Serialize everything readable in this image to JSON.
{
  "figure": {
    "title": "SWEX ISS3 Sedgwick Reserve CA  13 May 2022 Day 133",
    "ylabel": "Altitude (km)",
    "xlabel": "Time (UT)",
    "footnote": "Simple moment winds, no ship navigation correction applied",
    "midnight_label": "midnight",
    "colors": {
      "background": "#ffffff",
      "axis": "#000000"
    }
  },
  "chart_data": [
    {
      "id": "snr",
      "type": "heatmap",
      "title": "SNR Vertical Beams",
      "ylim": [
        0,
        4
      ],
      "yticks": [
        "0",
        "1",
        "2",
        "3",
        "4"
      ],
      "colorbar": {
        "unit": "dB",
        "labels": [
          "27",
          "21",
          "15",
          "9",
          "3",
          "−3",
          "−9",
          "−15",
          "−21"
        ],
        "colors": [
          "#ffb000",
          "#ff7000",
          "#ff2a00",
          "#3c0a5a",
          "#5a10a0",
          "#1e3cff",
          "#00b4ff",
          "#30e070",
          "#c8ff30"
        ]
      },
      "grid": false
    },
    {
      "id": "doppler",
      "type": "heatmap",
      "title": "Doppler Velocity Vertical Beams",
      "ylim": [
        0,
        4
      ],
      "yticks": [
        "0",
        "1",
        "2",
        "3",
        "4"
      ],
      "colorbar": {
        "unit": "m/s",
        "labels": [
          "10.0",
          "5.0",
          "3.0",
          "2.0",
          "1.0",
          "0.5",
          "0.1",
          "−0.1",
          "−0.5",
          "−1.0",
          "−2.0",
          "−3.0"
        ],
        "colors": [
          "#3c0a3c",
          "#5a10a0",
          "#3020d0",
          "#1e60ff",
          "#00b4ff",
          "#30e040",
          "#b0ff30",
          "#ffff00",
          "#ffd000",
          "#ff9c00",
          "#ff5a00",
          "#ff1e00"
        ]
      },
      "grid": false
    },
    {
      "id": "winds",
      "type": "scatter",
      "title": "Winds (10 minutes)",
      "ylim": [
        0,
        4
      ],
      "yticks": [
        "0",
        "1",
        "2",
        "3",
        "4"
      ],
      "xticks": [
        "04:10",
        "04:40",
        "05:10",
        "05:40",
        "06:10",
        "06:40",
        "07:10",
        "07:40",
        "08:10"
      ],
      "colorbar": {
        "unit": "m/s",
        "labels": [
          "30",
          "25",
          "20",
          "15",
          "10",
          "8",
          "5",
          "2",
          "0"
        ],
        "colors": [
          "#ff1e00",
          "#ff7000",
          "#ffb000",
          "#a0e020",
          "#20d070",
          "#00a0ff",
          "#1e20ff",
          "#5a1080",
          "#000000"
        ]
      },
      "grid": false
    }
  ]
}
########
→ **REQUEST**
Each record must be returned exactly as it is written.

→ **SOLUTION TO THE EXERCISE**
Serialize everything readable in this image to JSON.
{
  "figure": {
    "title": "SWEX ISS3 Sedgwick Reserve CA  13 May 2022 Day 133",
    "ylabel": "Altitude (km)",
    "xlabel": "Time (UT)",
    "footnote": "Simple moment winds, no ship navigation correction applied",
    "midnight_label": "midnight",
    "colors": {
      "background": "#ffffff",
      "axis": "#000000"
    }
  },
  "chart_data": [
    {
      "id": "snr",
      "type": "heatmap",
      "title": "SNR Vertical Beams",
      "ylim": [
        0,
        4
      ],
      "yticks": [
        "0",
        "1",
        "2",
        "3",
        "4"
      ],
      "colorbar": {
        "unit": "dB",
        "labels": [
          "27",
          "21",
          "15",
          "9",
          "3",
          "−3",
          "−9",
          "−15",
          "−21"
        ],
        "colors": [
          "#ffb000",
          "#ff7000",
          "#ff2a00",
          "#3c0a5a",
          "#5a10a0",
          "#1e3cff",
          "#00b4ff",
          "#30e070",
          "#c8ff30"
        ]
      },
      "grid": false
    },
    {
      "id": "doppler",
      "type": "heatmap",
      "title": "Doppler Velocity Vertical Beams",
      "ylim": [
        0,
        4
      ],
      "yticks": [
        "0",
        "1",
        "2",
        "3",
        "4"
      ],
      "colorbar": {
        "unit": "m/s",
        "labels": [
          "10.0",
          "5.0",
          "3.0",
          "2.0",
          "1.0",
          "0.5",
          "0.1",
          "−0.1",
          "−0.5",
          "−1.0",
          "−2.0",
          "−3.0"
        ],
        "colors": [
          "#3c0a3c",
          "#5a10a0",
          "#3020d0",
          "#1e60ff",
          "#00b4ff",
          "#30e040",
          "#b0ff30",
          "#ffff00",
          "#ffd000",
          "#ff9c00",
          "#ff5a00",
          "#ff1e00"
        ]
      },
      "grid": false
    },
    {
      "id": "winds",
      "type": "scatter",
      "title": "Winds (10 minutes)",
      "ylim": [
        0,
        4
      ],
      "yticks": [
        "0",
        "1",
        "2",
        "3",
        "4"
      ],
      "xticks": [
        "04:10",
        "04:40",
        "05:10",
        "05:40",
        "06:10",
        "06:40",
        "07:10",
        "07:40",
        "08:10"
      ],
      "colorbar": {
        "unit": "m/s",
        "labels": [
          "30",
          "25",
          "20",
          "15",
          "10",
          "8",
          "5",
          "2",
          "0"
        ],
        "colors": [
          "#ff1e00",
          "#ff7000",
          "#ffb000",
          "#a0e020",
          "#20d070",
          "#00a0ff",
          "#1e20ff",
          "#5a1080",
          "#000000"
        ]
      },
      "grid": false
    }
  ]
}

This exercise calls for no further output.